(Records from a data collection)

◇ ◇ ◇ ◇ ◇ ◇ ◇

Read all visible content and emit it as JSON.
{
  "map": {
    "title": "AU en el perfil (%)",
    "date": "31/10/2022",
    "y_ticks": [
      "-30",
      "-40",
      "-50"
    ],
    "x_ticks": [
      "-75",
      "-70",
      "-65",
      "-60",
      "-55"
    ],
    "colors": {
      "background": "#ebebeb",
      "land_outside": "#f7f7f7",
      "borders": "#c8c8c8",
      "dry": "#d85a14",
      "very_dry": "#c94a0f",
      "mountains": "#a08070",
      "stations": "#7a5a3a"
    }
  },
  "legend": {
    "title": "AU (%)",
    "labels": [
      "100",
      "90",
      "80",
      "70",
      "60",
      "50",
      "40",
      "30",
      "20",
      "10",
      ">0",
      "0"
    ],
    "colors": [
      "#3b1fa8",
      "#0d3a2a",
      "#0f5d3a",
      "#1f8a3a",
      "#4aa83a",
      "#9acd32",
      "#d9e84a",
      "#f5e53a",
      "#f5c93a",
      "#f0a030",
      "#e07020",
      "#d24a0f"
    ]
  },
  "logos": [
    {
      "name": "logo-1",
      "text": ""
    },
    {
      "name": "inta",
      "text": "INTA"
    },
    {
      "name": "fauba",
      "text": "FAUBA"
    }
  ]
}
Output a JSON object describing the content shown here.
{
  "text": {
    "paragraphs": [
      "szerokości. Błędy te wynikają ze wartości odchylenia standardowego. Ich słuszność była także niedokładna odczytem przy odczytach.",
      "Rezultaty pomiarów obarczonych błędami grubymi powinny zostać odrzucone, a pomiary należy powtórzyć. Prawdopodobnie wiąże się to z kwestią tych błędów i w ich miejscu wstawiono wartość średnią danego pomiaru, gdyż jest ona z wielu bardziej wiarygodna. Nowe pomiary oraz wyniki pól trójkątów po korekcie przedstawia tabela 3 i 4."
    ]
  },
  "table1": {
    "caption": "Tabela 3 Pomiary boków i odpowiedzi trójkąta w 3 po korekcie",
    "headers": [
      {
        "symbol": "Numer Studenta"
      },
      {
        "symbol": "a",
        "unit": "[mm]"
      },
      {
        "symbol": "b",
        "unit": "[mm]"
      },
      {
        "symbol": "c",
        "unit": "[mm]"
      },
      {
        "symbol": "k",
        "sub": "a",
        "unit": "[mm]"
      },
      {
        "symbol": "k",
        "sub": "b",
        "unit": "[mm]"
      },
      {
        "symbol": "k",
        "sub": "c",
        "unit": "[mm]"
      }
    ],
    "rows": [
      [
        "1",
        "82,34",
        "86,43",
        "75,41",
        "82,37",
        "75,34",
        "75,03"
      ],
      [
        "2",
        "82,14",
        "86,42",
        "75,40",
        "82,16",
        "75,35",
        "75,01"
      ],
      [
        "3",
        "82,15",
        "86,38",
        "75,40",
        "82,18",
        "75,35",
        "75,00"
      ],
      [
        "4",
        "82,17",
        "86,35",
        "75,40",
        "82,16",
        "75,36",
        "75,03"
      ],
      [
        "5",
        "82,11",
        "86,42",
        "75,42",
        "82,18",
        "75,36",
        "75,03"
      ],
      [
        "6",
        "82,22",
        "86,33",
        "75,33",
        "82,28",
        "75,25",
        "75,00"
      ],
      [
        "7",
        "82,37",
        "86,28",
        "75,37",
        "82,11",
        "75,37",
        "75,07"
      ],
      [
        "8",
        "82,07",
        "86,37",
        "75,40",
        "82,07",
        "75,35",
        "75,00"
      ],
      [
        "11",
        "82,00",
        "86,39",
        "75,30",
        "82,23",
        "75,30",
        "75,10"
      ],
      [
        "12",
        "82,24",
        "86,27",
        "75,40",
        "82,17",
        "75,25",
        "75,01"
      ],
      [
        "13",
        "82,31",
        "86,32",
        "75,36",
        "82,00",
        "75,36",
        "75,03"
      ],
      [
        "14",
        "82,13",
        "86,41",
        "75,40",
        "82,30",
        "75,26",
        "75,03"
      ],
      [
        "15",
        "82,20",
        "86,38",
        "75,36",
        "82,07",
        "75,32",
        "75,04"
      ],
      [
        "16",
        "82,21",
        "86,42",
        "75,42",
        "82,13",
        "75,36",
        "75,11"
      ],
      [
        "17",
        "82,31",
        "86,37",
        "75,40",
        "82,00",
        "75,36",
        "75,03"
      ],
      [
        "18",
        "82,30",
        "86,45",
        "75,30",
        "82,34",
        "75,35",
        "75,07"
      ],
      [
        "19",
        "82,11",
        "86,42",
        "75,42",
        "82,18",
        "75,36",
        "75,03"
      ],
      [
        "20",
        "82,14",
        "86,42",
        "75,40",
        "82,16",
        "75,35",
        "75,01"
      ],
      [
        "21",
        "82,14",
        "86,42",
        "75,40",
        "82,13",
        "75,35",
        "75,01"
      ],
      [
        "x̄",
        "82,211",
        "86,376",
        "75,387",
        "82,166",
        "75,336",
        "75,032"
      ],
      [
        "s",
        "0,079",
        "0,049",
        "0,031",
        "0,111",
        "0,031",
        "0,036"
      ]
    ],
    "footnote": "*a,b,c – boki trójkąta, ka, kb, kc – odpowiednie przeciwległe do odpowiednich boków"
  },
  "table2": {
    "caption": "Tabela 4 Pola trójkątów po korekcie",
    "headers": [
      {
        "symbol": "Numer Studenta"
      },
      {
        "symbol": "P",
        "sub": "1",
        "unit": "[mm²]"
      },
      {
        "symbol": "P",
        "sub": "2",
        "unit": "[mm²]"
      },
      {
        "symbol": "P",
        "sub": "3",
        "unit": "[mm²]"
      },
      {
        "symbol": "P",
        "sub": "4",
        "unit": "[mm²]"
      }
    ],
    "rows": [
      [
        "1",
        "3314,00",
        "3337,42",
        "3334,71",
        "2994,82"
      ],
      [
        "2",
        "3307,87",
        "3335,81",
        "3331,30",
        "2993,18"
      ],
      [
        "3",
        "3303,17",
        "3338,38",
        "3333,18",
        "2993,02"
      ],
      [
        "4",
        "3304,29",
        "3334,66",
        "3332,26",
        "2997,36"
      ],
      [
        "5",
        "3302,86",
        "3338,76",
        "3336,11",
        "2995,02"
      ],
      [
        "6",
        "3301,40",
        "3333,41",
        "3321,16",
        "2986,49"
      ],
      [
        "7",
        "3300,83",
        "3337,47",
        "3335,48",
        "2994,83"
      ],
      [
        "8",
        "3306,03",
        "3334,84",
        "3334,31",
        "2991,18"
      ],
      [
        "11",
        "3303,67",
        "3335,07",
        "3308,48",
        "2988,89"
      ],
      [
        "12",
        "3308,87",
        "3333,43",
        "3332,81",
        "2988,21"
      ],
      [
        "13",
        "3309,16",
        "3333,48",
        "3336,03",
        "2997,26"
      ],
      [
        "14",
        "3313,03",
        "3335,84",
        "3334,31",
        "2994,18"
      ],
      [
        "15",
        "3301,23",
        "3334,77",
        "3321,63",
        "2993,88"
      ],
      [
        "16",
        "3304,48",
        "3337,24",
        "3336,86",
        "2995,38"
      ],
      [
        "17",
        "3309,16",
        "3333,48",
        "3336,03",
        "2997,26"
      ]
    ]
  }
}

◇ ◇ ◇ ◇ ◇ ◇ ◇

_WORK INSTRUCTIONS_
Locate the lines above that hold the word "boków". Show every one of them.

_RESPONSE TO THIS TASK_
    "caption": "Tabela 3 Pomiary boków i odpowiedzi trójkąta w 3 po korekcie",
    "footnote": "*a,b,c – boki trójkąta, ka, kb, kc – odpowiednie przeciwległe do odpowiednich boków"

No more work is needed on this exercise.